What is asked: Your task is to restate the data word for word.

Material for the task:

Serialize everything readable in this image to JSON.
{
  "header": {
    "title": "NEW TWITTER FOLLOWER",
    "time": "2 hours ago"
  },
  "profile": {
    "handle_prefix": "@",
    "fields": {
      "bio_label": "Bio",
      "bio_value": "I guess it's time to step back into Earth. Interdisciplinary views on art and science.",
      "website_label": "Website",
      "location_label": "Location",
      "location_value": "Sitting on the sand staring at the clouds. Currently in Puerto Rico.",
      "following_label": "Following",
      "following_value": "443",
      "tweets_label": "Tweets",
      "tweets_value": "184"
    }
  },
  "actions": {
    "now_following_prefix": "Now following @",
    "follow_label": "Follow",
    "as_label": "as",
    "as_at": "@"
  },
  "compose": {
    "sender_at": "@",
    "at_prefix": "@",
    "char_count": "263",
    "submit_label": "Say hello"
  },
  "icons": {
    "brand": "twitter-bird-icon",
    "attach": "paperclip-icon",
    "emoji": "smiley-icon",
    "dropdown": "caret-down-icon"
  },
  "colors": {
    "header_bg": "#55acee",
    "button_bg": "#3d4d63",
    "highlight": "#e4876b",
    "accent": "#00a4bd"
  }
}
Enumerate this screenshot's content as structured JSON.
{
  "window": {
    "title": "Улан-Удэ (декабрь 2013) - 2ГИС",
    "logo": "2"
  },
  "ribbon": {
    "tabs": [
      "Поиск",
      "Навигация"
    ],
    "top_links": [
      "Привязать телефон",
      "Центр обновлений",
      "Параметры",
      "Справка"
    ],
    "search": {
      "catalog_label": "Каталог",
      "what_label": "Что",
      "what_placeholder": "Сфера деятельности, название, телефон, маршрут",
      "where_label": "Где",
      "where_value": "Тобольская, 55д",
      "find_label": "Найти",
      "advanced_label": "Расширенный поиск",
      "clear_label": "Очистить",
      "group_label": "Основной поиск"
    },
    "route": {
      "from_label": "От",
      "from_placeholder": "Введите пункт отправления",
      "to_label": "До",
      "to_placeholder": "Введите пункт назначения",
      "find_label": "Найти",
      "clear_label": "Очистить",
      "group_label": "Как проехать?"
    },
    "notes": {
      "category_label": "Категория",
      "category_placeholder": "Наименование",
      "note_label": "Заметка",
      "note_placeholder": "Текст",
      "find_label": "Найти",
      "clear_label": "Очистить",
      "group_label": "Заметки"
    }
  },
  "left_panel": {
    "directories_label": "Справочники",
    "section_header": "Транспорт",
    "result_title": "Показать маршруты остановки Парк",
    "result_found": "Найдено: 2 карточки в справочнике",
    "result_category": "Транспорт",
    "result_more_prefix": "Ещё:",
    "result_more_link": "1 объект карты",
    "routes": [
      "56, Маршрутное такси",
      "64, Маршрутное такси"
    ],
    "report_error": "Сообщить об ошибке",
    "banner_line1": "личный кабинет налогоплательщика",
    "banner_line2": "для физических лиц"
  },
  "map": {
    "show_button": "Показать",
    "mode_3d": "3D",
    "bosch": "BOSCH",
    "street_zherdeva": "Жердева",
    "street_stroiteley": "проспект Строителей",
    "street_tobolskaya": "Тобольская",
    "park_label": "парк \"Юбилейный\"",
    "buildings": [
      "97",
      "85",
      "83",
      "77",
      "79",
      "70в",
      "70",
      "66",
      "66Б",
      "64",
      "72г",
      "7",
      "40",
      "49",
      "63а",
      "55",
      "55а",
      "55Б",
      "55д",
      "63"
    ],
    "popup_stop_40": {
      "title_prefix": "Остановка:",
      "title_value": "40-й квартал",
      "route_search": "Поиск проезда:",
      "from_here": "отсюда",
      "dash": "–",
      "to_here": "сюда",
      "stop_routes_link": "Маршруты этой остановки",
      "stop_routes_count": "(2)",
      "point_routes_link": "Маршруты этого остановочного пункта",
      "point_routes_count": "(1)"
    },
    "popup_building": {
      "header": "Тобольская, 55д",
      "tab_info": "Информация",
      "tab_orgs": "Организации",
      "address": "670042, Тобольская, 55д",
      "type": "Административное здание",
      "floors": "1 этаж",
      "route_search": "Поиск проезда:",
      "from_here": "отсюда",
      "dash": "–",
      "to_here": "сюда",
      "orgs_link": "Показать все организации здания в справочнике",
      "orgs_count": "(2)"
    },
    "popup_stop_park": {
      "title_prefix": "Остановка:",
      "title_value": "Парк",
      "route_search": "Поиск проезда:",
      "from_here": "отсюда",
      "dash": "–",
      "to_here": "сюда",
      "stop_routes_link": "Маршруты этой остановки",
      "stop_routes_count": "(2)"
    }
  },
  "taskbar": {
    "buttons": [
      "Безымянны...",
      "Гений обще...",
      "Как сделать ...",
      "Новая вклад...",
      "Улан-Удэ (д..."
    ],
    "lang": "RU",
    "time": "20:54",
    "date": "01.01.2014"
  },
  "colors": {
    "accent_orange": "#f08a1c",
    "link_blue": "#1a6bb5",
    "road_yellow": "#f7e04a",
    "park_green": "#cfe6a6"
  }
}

Output below:
Serialize everything readable in this image to JSON.
{
  "header": {
    "title": "NEW TWITTER FOLLOWER",
    "time": "2 hours ago"
  },
  "profile": {
    "handle_prefix": "@",
    "fields": {
      "bio_label": "Bio",
      "bio_value": "I guess it's time to step back into Earth. Interdisciplinary views on art and science.",
      "website_label": "Website",
      "location_label": "Location",
      "location_value": "Sitting on the sand staring at the clouds. Currently in Puerto Rico.",
      "following_label": "Following",
      "following_value": "443",
      "tweets_label": "Tweets",
      "tweets_value": "184"
    }
  },
  "actions": {
    "now_following_prefix": "Now following @",
    "follow_label": "Follow",
    "as_label": "as",
    "as_at": "@"
  },
  "compose": {
    "sender_at": "@",
    "at_prefix": "@",
    "char_count": "263",
    "submit_label": "Say hello"
  },
  "icons": {
    "brand": "twitter-bird-icon",
    "attach": "paperclip-icon",
    "emoji": "smiley-icon",
    "dropdown": "caret-down-icon"
  },
  "colors": {
    "header_bg": "#55acee",
    "button_bg": "#3d4d63",
    "highlight": "#e4876b",
    "accent": "#00a4bd"
  }
}
Enumerate this screenshot's content as structured JSON.
{
  "window": {
    "title": "Улан-Удэ (декабрь 2013) - 2ГИС",
    "logo": "2"
  },
  "ribbon": {
    "tabs": [
      "Поиск",
      "Навигация"
    ],
    "top_links": [
      "Привязать телефон",
      "Центр обновлений",
      "Параметры",
      "Справка"
    ],
    "search": {
      "catalog_label": "Каталог",
      "what_label": "Что",
      "what_placeholder": "Сфера деятельности, название, телефон, маршрут",
      "where_label": "Где",
      "where_value": "Тобольская, 55д",
      "find_label": "Найти",
      "advanced_label": "Расширенный поиск",
      "clear_label": "Очистить",
      "group_label": "Основной поиск"
    },
    "route": {
      "from_label": "От",
      "from_placeholder": "Введите пункт отправления",
      "to_label": "До",
      "to_placeholder": "Введите пункт назначения",
      "find_label": "Найти",
      "clear_label": "Очистить",
      "group_label": "Как проехать?"
    },
    "notes": {
      "category_label": "Категория",
      "category_placeholder": "Наименование",
      "note_label": "Заметка",
      "note_placeholder": "Текст",
      "find_label": "Найти",
      "clear_label": "Очистить",
      "group_label": "Заметки"
    }
  },
  "left_panel": {
    "directories_label": "Справочники",
    "section_header": "Транспорт",
    "result_title": "Показать маршруты остановки Парк",
    "result_found": "Найдено: 2 карточки в справочнике",
    "result_category": "Транспорт",
    "result_more_prefix": "Ещё:",
    "result_more_link": "1 объект карты",
    "routes": [
      "56, Маршрутное такси",
      "64, Маршрутное такси"
    ],
    "report_error": "Сообщить об ошибке",
    "banner_line1": "личный кабинет налогоплательщика",
    "banner_line2": "для физических лиц"
  },
  "map": {
    "show_button": "Показать",
    "mode_3d": "3D",
    "bosch": "BOSCH",
    "street_zherdeva": "Жердева",
    "street_stroiteley": "проспект Строителей",
    "street_tobolskaya": "Тобольская",
    "park_label": "парк \"Юбилейный\"",
    "buildings": [
      "97",
      "85",
      "83",
      "77",
      "79",
      "70в",
      "70",
      "66",
      "66Б",
      "64",
      "72г",
      "7",
      "40",
      "49",
      "63а",
      "55",
      "55а",
      "55Б",
      "55д",
      "63"
    ],
    "popup_stop_40": {
      "title_prefix": "Остановка:",
      "title_value": "40-й квартал",
      "route_search": "Поиск проезда:",
      "from_here": "отсюда",
      "dash": "–",
      "to_here": "сюда",
      "stop_routes_link": "Маршруты этой остановки",
      "stop_routes_count": "(2)",
      "point_routes_link": "Маршруты этого остановочного пункта",
      "point_routes_count": "(1)"
    },
    "popup_building": {
      "header": "Тобольская, 55д",
      "tab_info": "Информация",
      "tab_orgs": "Организации",
      "address": "670042, Тобольская, 55д",
      "type": "Административное здание",
      "floors": "1 этаж",
      "route_search": "Поиск проезда:",
      "from_here": "отсюда",
      "dash": "–",
      "to_here": "сюда",
      "orgs_link": "Показать все организации здания в справочнике",
      "orgs_count": "(2)"
    },
    "popup_stop_park": {
      "title_prefix": "Остановка:",
      "title_value": "Парк",
      "route_search": "Поиск проезда:",
      "from_here": "отсюда",
      "dash": "–",
      "to_here": "сюда",
      "stop_routes_link": "Маршруты этой остановки",
      "stop_routes_count": "(2)"
    }
  },
  "taskbar": {
    "buttons": [
      "Безымянны...",
      "Гений обще...",
      "Как сделать ...",
      "Новая вклад...",
      "Улан-Удэ (д..."
    ],
    "lang": "RU",
    "time": "20:54",
    "date": "01.01.2014"
  },
  "colors": {
    "accent_orange": "#f08a1c",
    "link_blue": "#1a6bb5",
    "road_yellow": "#f7e04a",
    "park_green": "#cfe6a6"
  }
}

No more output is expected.